## TASK BRIEF
Your task is to extract every entry that follows word for word while excluding the pictures.

□ □ □ □

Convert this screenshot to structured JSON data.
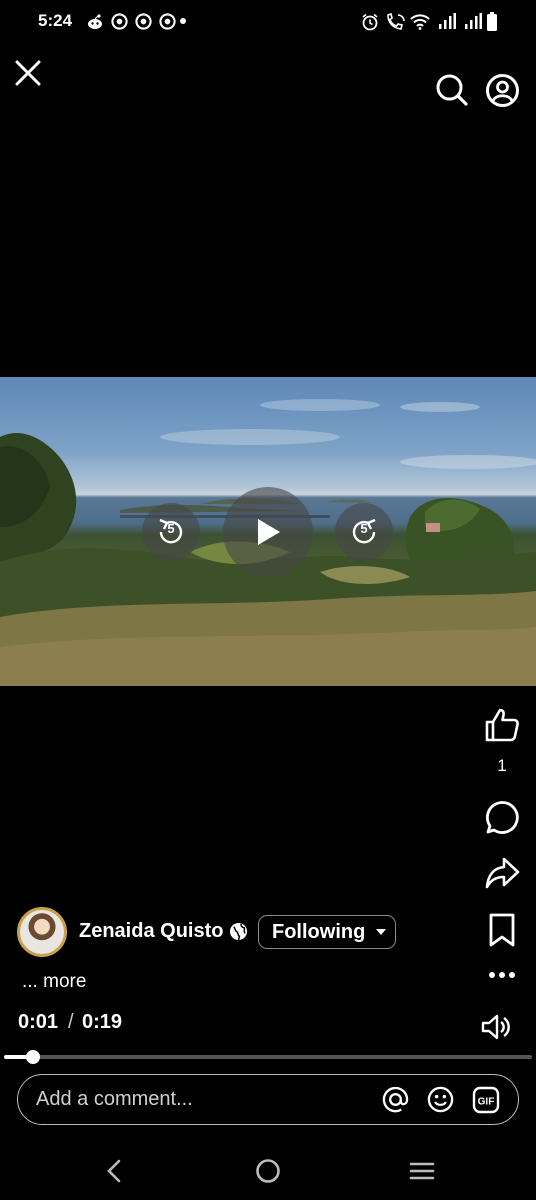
{
  "status_bar": {
    "time": "5:24",
    "left_icons": [
      "reddit-icon",
      "chrome-icon",
      "chrome-icon",
      "chrome-icon",
      "dot-icon"
    ],
    "right_icons": [
      "alarm-icon",
      "wifi-calling-icon",
      "wifi-icon",
      "signal-icon",
      "signal-icon",
      "battery-icon"
    ]
  },
  "top_bar": {
    "icons": [
      "close-icon",
      "search-icon",
      "profile-icon"
    ]
  },
  "video": {
    "controls": {
      "rewind_label": "5",
      "forward_label": "5",
      "state": "paused"
    }
  },
  "actions": {
    "like_count": "1",
    "icons": [
      "like-icon",
      "comment-icon",
      "share-icon",
      "bookmark-icon",
      "more-icon",
      "volume-icon"
    ]
  },
  "author": {
    "name": "Zenaida Quisto",
    "privacy_icon": "globe-icon",
    "follow_label": "Following"
  },
  "caption": {
    "more_label": "... more"
  },
  "playback": {
    "current_time": "0:01",
    "separator": "/",
    "total_time": "0:19",
    "progress": 0.054
  },
  "comment": {
    "placeholder": "Add a comment...",
    "icons": [
      "mention-icon",
      "emoji-icon",
      "gif-icon"
    ]
  },
  "nav_bar": {
    "icons": [
      "back-icon",
      "home-icon",
      "recents-icon"
    ]
  },
  "colors": {
    "background": "#000000",
    "text": "#ffffff",
    "avatar_ring": "#c8a24a"
  }
}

□ □ □ □

## RESPONSE BELOW
Convert this screenshot to structured JSON data.
{
  "status_bar": {
    "time": "5:24",
    "left_icons": [
      "reddit-icon",
      "chrome-icon",
      "chrome-icon",
      "chrome-icon",
      "dot-icon"
    ],
    "right_icons": [
      "alarm-icon",
      "wifi-calling-icon",
      "wifi-icon",
      "signal-icon",
      "signal-icon",
      "battery-icon"
    ]
  },
  "top_bar": {
    "icons": [
      "close-icon",
      "search-icon",
      "profile-icon"
    ]
  },
  "video": {
    "controls": {
      "rewind_label": "5",
      "forward_label": "5",
      "state": "paused"
    }
  },
  "actions": {
    "like_count": "1",
    "icons": [
      "like-icon",
      "comment-icon",
      "share-icon",
      "bookmark-icon",
      "more-icon",
      "volume-icon"
    ]
  },
  "author": {
    "name": "Zenaida Quisto",
    "privacy_icon": "globe-icon",
    "follow_label": "Following"
  },
  "caption": {
    "more_label": "... more"
  },
  "playback": {
    "current_time": "0:01",
    "separator": "/",
    "total_time": "0:19",
    "progress": 0.054
  },
  "comment": {
    "placeholder": "Add a comment...",
    "icons": [
      "mention-icon",
      "emoji-icon",
      "gif-icon"
    ]
  },
  "nav_bar": {
    "icons": [
      "back-icon",
      "home-icon",
      "recents-icon"
    ]
  },
  "colors": {
    "background": "#000000",
    "text": "#ffffff",
    "avatar_ring": "#c8a24a"
  }
}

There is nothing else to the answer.